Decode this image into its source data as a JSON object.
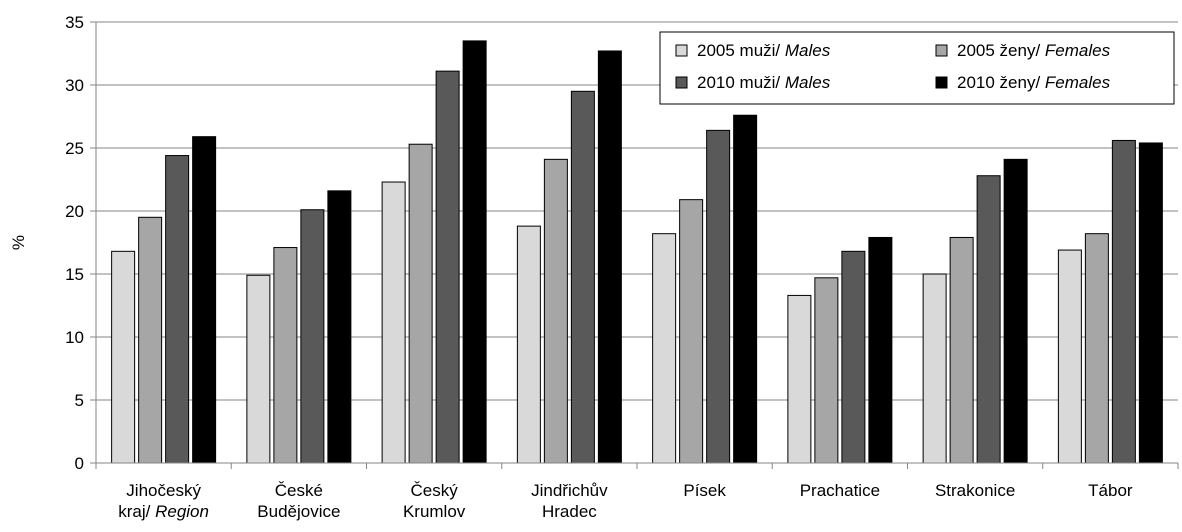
{
  "chart_data": {
    "type": "bar",
    "title": "",
    "xlabel": "",
    "ylabel": "%",
    "ylim": [
      0,
      35
    ],
    "yticks": [
      0,
      5,
      10,
      15,
      20,
      25,
      30,
      35
    ],
    "grid": true,
    "legend_position": "top-right",
    "categories": [
      [
        "Jihočeský",
        "kraj/ Region"
      ],
      [
        "České",
        "Budějovice"
      ],
      [
        "Český",
        "Krumlov"
      ],
      [
        "Jindřichův",
        "Hradec"
      ],
      [
        "Písek"
      ],
      [
        "Prachatice"
      ],
      [
        "Strakonice"
      ],
      [
        "Tábor"
      ]
    ],
    "category_label_italic": [
      [
        false,
        true
      ],
      [
        false,
        false
      ],
      [
        false,
        false
      ],
      [
        false,
        false
      ],
      [
        false
      ],
      [
        false
      ],
      [
        false
      ],
      [
        false
      ]
    ],
    "series": [
      {
        "name": "2005 muži/ ",
        "name_italic": "Males",
        "color": "#d9d9d9",
        "values": [
          16.8,
          14.9,
          22.3,
          18.8,
          18.2,
          13.3,
          15.0,
          16.9
        ]
      },
      {
        "name": "2005 ženy/ ",
        "name_italic": "Females",
        "color": "#a6a6a6",
        "values": [
          19.5,
          17.1,
          25.3,
          24.1,
          20.9,
          14.7,
          17.9,
          18.2
        ]
      },
      {
        "name": "2010 muži/ ",
        "name_italic": "Males",
        "color": "#595959",
        "values": [
          24.4,
          20.1,
          31.1,
          29.5,
          26.4,
          16.8,
          22.8,
          25.6
        ]
      },
      {
        "name": "2010 ženy/ ",
        "name_italic": "Females",
        "color": "#000000",
        "values": [
          25.9,
          21.6,
          33.5,
          32.7,
          27.6,
          17.9,
          24.1,
          25.4
        ]
      }
    ]
  }
}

============

Working from the entries above, return all lines that contain "color".

**RIGHT ANSWER:**
        "color": "#d9d9d9",
        "color": "#a6a6a6",
        "color": "#595959",
        "color": "#000000",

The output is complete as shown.